Saved data entries:
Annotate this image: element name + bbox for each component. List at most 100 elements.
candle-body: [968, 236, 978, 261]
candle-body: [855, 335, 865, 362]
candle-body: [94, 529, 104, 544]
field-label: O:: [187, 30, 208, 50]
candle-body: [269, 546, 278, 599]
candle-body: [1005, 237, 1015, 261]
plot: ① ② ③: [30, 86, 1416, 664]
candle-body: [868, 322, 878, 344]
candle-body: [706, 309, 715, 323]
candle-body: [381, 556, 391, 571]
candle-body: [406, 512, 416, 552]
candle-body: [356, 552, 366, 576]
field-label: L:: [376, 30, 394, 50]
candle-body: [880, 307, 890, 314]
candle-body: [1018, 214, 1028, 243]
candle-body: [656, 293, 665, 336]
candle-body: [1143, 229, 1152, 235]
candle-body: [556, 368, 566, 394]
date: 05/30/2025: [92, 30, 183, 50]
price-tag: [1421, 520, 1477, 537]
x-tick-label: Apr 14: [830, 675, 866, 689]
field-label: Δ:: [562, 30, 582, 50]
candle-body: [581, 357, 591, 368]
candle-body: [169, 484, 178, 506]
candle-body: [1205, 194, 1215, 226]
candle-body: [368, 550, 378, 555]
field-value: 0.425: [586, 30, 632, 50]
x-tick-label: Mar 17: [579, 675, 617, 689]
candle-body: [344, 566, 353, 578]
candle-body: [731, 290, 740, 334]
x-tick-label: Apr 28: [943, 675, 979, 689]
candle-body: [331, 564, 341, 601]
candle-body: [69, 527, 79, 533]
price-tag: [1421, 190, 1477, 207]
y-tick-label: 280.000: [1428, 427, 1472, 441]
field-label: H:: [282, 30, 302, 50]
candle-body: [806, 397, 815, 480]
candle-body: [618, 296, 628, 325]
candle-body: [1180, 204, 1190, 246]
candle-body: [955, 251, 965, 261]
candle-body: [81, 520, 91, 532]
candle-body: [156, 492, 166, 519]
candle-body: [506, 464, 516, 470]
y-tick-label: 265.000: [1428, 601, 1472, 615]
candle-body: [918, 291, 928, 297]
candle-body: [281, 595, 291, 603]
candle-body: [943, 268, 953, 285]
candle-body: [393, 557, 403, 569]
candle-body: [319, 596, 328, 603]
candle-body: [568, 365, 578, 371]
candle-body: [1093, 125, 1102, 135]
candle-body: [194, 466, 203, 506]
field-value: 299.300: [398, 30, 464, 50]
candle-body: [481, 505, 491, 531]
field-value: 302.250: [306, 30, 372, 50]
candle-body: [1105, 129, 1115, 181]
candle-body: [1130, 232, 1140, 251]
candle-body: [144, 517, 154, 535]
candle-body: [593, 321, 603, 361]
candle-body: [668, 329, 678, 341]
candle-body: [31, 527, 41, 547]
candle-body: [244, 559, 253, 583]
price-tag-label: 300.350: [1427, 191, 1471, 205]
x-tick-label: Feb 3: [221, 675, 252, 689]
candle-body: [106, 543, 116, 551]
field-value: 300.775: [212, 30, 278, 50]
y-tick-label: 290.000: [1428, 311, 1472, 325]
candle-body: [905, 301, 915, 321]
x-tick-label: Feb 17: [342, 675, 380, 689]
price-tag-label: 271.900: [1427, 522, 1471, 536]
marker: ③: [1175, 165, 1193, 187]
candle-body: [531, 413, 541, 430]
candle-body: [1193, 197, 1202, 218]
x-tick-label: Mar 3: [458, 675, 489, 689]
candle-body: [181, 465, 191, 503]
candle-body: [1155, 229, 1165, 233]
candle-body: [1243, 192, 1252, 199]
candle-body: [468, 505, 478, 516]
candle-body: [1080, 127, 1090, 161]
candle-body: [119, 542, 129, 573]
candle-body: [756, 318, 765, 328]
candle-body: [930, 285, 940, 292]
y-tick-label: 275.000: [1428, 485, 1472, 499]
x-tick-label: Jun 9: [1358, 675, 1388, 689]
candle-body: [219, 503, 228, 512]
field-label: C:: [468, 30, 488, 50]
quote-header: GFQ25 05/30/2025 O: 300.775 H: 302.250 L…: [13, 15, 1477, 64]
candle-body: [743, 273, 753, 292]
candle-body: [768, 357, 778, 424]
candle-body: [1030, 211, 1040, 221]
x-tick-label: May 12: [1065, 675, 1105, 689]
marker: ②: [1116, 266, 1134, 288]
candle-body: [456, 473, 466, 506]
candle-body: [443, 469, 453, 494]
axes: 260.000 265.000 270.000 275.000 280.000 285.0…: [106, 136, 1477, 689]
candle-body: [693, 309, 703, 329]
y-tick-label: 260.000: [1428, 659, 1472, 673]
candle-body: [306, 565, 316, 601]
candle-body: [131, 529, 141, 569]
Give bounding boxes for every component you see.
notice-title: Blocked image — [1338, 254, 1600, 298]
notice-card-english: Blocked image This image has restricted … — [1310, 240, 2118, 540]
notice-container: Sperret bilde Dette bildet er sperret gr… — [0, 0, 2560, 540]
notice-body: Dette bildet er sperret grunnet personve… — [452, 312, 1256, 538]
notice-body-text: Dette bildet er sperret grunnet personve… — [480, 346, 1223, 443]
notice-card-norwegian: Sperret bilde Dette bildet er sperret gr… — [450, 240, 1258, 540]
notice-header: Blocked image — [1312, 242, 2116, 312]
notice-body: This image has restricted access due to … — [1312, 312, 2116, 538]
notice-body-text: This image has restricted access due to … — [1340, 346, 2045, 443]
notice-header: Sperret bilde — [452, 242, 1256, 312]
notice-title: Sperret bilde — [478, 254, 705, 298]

**Task prompt**
Gather every line of the material above that contains the string "component" and copy each one out.

**The answer**
Annotate this image: element name + bbox for each component. List at most 100 elements.
Give bounding boxes for every component you see.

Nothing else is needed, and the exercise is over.